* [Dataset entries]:
● ● ● ● ●
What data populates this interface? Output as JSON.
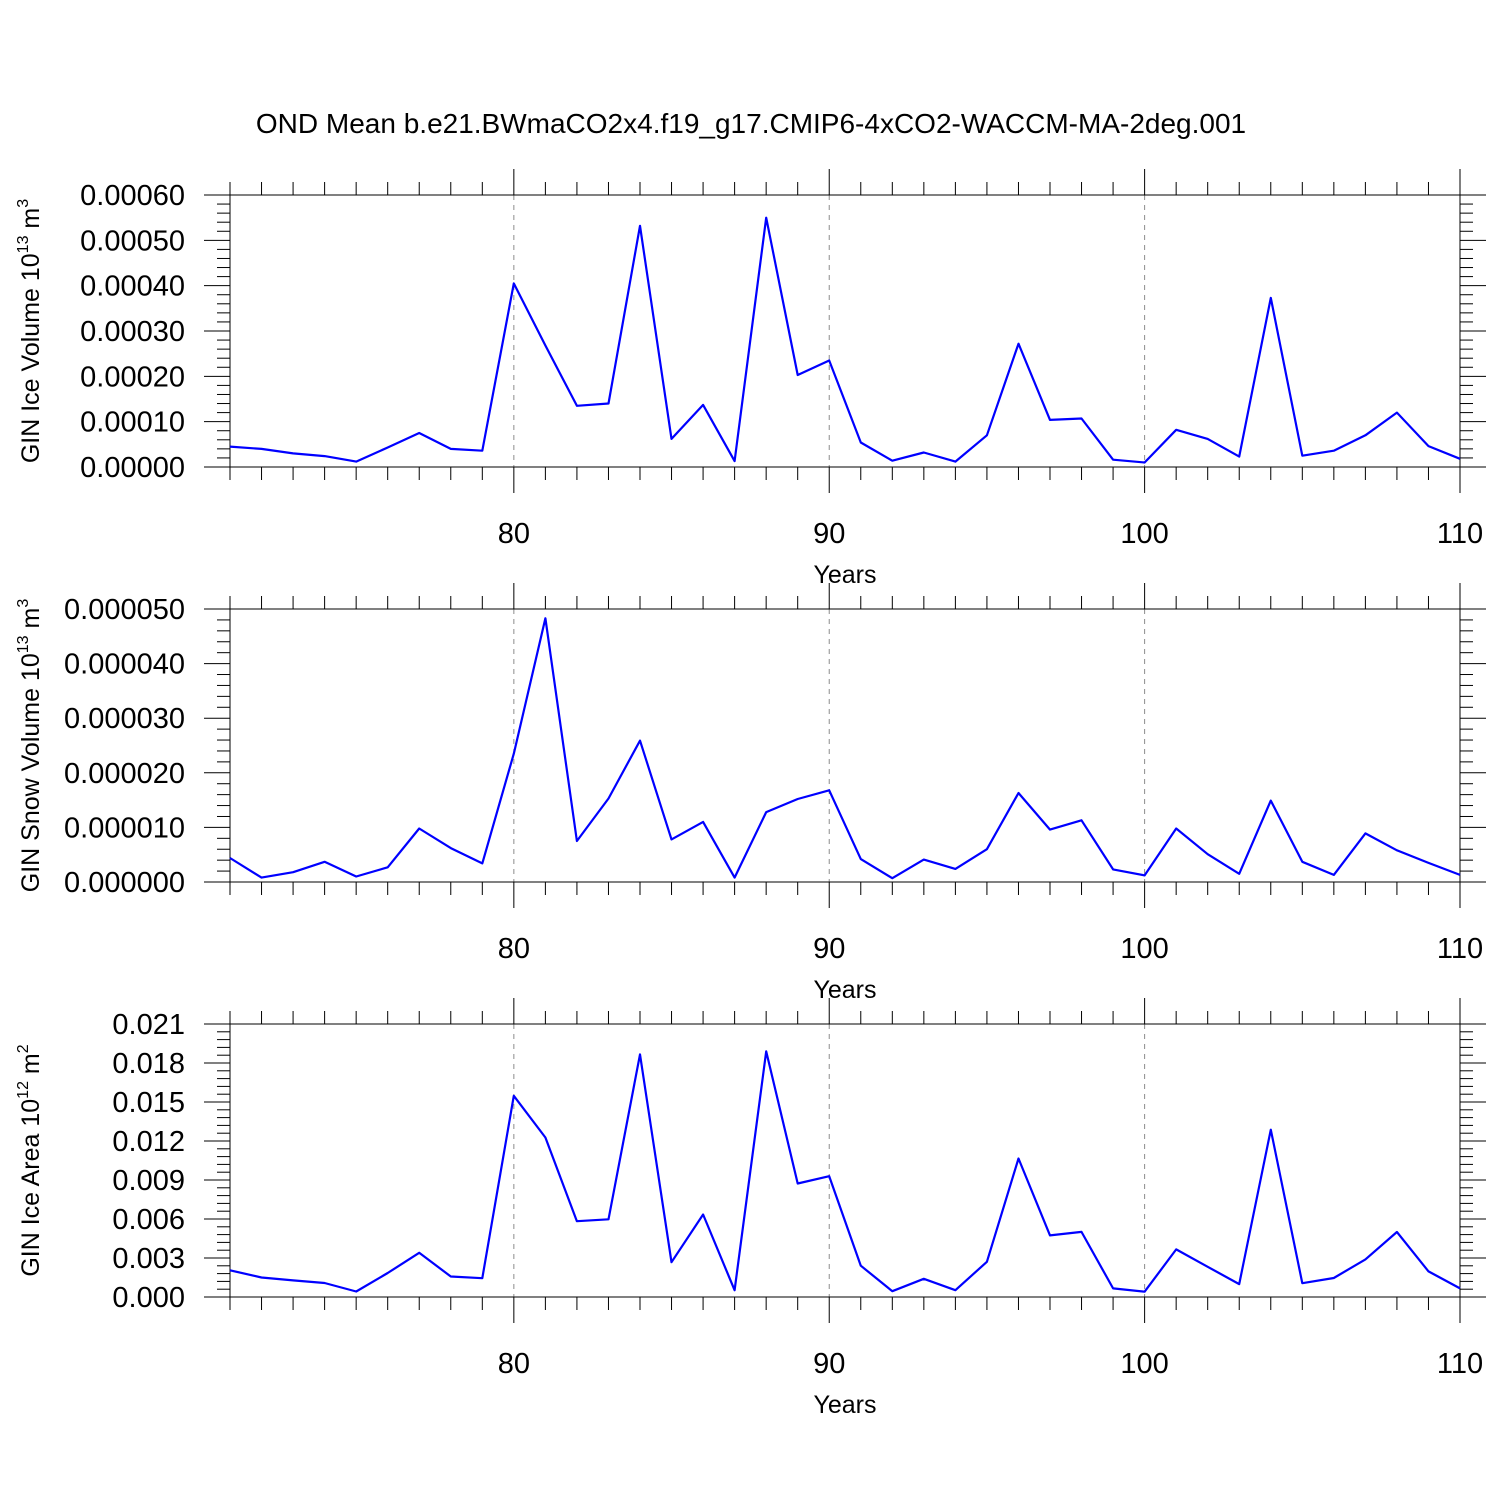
{
  "title": "OND Mean b.e21.BWmaCO2x4.f19_g17.CMIP6-4xCO2-WACCM-MA-2deg.001",
  "chart_data": [
    {
      "type": "line",
      "ylabel": "GIN Ice Volume 10",
      "ylabel_exp": "13",
      "ylabel_unit": " m",
      "ylabel_unit_exp": "3",
      "xlabel": "Years",
      "xlim": [
        71,
        110
      ],
      "ylim": [
        0,
        0.0006
      ],
      "x_ticks": [
        80,
        90,
        100,
        110
      ],
      "x_tick_labels": [
        "80",
        "90",
        "100",
        "110"
      ],
      "y_ticks": [
        0,
        0.0001,
        0.0002,
        0.0003,
        0.0004,
        0.0005,
        0.0006
      ],
      "y_tick_labels": [
        "0.00000",
        "0.00010",
        "0.00020",
        "0.00030",
        "0.00040",
        "0.00050",
        "0.00060"
      ],
      "grid": "vertical dashed at major x ticks",
      "series": [
        {
          "color": "#0000ff",
          "x": [
            71,
            72,
            73,
            74,
            75,
            76,
            77,
            78,
            79,
            80,
            81,
            82,
            83,
            84,
            85,
            86,
            87,
            88,
            89,
            90,
            91,
            92,
            93,
            94,
            95,
            96,
            97,
            98,
            99,
            100,
            101,
            102,
            103,
            104,
            105,
            106,
            107,
            108,
            109,
            110
          ],
          "values": [
            4.5e-05,
            4e-05,
            3e-05,
            2.4e-05,
            1.2e-05,
            4.3e-05,
            7.5e-05,
            4e-05,
            3.6e-05,
            0.000405,
            0.000268,
            0.000135,
            0.00014,
            0.000532,
            6.2e-05,
            0.000137,
            1.3e-05,
            0.00055,
            0.000203,
            0.000235,
            5.4e-05,
            1.4e-05,
            3.2e-05,
            1.2e-05,
            7e-05,
            0.000272,
            0.000104,
            0.000107,
            1.6e-05,
            1e-05,
            8.2e-05,
            6.2e-05,
            2.3e-05,
            0.000373,
            2.5e-05,
            3.6e-05,
            7e-05,
            0.00012,
            4.6e-05,
            1.8e-05
          ]
        }
      ]
    },
    {
      "type": "line",
      "ylabel": "GIN Snow Volume 10",
      "ylabel_exp": "13",
      "ylabel_unit": " m",
      "ylabel_unit_exp": "3",
      "xlabel": "Years",
      "xlim": [
        71,
        110
      ],
      "ylim": [
        0,
        5e-05
      ],
      "x_ticks": [
        80,
        90,
        100,
        110
      ],
      "x_tick_labels": [
        "80",
        "90",
        "100",
        "110"
      ],
      "y_ticks": [
        0,
        1e-05,
        2e-05,
        3e-05,
        4e-05,
        5e-05
      ],
      "y_tick_labels": [
        "0.000000",
        "0.000010",
        "0.000020",
        "0.000030",
        "0.000040",
        "0.000050"
      ],
      "grid": "vertical dashed at major x ticks",
      "series": [
        {
          "color": "#0000ff",
          "x": [
            71,
            72,
            73,
            74,
            75,
            76,
            77,
            78,
            79,
            80,
            81,
            82,
            83,
            84,
            85,
            86,
            87,
            88,
            89,
            90,
            91,
            92,
            93,
            94,
            95,
            96,
            97,
            98,
            99,
            100,
            101,
            102,
            103,
            104,
            105,
            106,
            107,
            108,
            109,
            110
          ],
          "values": [
            4.4e-06,
            8e-07,
            1.8e-06,
            3.7e-06,
            1e-06,
            2.7e-06,
            9.8e-06,
            6.2e-06,
            3.4e-06,
            2.35e-05,
            4.83e-05,
            7.5e-06,
            1.53e-05,
            2.59e-05,
            7.8e-06,
            1.1e-05,
            8e-07,
            1.28e-05,
            1.52e-05,
            1.68e-05,
            4.2e-06,
            7e-07,
            4.1e-06,
            2.4e-06,
            6e-06,
            1.63e-05,
            9.6e-06,
            1.13e-05,
            2.3e-06,
            1.2e-06,
            9.8e-06,
            5.1e-06,
            1.5e-06,
            1.49e-05,
            3.7e-06,
            1.3e-06,
            8.9e-06,
            5.8e-06,
            3.5e-06,
            1.3e-06
          ]
        }
      ]
    },
    {
      "type": "line",
      "ylabel": "GIN Ice Area 10",
      "ylabel_exp": "12",
      "ylabel_unit": " m",
      "ylabel_unit_exp": "2",
      "xlabel": "Years",
      "xlim": [
        71,
        110
      ],
      "ylim": [
        0,
        0.021
      ],
      "x_ticks": [
        80,
        90,
        100,
        110
      ],
      "x_tick_labels": [
        "80",
        "90",
        "100",
        "110"
      ],
      "y_ticks": [
        0,
        0.003,
        0.006,
        0.009,
        0.012,
        0.015,
        0.018,
        0.021
      ],
      "y_tick_labels": [
        "0.000",
        "0.003",
        "0.006",
        "0.009",
        "0.012",
        "0.015",
        "0.018",
        "0.021"
      ],
      "grid": "vertical dashed at major x ticks",
      "series": [
        {
          "color": "#0000ff",
          "x": [
            71,
            72,
            73,
            74,
            75,
            76,
            77,
            78,
            79,
            80,
            81,
            82,
            83,
            84,
            85,
            86,
            87,
            88,
            89,
            90,
            91,
            92,
            93,
            94,
            95,
            96,
            97,
            98,
            99,
            100,
            101,
            102,
            103,
            104,
            105,
            106,
            107,
            108,
            109,
            110
          ],
          "values": [
            0.00205,
            0.0015,
            0.00128,
            0.00108,
            0.00042,
            0.00185,
            0.0034,
            0.00158,
            0.00145,
            0.01548,
            0.01227,
            0.00583,
            0.00598,
            0.01866,
            0.00268,
            0.00635,
            0.00052,
            0.01889,
            0.00873,
            0.00929,
            0.00241,
            0.00045,
            0.0014,
            0.00052,
            0.00271,
            0.01065,
            0.00474,
            0.00501,
            0.00066,
            0.00041,
            0.00366,
            0.00232,
            0.00099,
            0.01287,
            0.00106,
            0.00146,
            0.00289,
            0.005,
            0.00197,
            0.00066
          ]
        }
      ]
    }
  ]
}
● ● ● ● ●
* [Written task]:
Show all lines in the entries above where the word "Volume" appears.

* [Result]:
      "ylabel": "GIN Ice Volume 10",
      "ylabel": "GIN Snow Volume 10",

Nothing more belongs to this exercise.